SUPPLIED DATA –
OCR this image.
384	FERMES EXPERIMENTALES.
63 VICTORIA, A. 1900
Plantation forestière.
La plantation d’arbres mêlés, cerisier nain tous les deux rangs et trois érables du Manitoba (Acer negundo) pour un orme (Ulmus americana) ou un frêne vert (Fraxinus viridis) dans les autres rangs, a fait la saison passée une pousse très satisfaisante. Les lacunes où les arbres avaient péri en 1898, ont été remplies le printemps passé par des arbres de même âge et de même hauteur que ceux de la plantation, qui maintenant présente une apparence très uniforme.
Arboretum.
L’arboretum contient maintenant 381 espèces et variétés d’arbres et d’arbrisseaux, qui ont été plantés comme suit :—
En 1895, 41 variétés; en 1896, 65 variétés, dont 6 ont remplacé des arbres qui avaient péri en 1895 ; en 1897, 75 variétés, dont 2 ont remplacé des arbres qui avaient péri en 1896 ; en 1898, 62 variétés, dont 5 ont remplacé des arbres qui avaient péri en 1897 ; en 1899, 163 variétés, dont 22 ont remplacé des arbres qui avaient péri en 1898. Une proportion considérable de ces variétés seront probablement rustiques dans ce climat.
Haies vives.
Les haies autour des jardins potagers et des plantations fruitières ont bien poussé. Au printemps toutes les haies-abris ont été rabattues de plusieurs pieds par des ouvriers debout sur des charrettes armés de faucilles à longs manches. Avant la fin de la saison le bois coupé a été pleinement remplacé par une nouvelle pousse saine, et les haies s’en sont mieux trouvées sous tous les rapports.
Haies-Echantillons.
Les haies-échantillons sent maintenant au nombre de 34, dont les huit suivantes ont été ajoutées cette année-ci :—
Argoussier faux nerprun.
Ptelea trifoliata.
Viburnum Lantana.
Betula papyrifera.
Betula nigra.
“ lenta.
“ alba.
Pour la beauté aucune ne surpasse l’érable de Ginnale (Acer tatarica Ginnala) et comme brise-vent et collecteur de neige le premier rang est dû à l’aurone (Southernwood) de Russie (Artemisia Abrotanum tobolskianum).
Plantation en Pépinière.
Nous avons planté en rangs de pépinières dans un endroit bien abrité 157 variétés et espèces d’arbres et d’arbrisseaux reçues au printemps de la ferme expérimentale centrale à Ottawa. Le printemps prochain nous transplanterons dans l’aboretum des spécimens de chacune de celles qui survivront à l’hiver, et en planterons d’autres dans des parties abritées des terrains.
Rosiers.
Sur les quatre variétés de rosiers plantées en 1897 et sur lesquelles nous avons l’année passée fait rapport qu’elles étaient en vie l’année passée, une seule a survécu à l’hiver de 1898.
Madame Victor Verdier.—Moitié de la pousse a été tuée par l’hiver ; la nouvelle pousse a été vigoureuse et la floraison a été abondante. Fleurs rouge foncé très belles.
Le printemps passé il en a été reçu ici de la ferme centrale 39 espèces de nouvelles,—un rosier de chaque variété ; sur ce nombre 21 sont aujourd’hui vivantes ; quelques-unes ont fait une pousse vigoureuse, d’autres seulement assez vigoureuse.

TASK GOAL – Which lines include the word "sont"? Copy every one of them.

THE SOLUTION –
Les haies autour des jardins potagers et des plantations fruitières ont bien poussé. Au printemps toutes les haies-abris ont été rabattues de plusieurs pieds par des ouvriers debout sur des charrettes armés de faucilles à longs manches. Avant la fin de la saison le bois coupé a été pleinement remplacé par une nouvelle pousse saine, et les haies s’en sont mieux trouvées sous tous les rapports.
Le printemps passé il en a été reçu ici de la ferme centrale 39 espèces de nouvelles,—un rosier de chaque variété ; sur ce nombre 21 sont aujourd’hui vivantes ; quelques-unes ont fait une pousse vigoureuse, d’autres seulement assez vigoureuse.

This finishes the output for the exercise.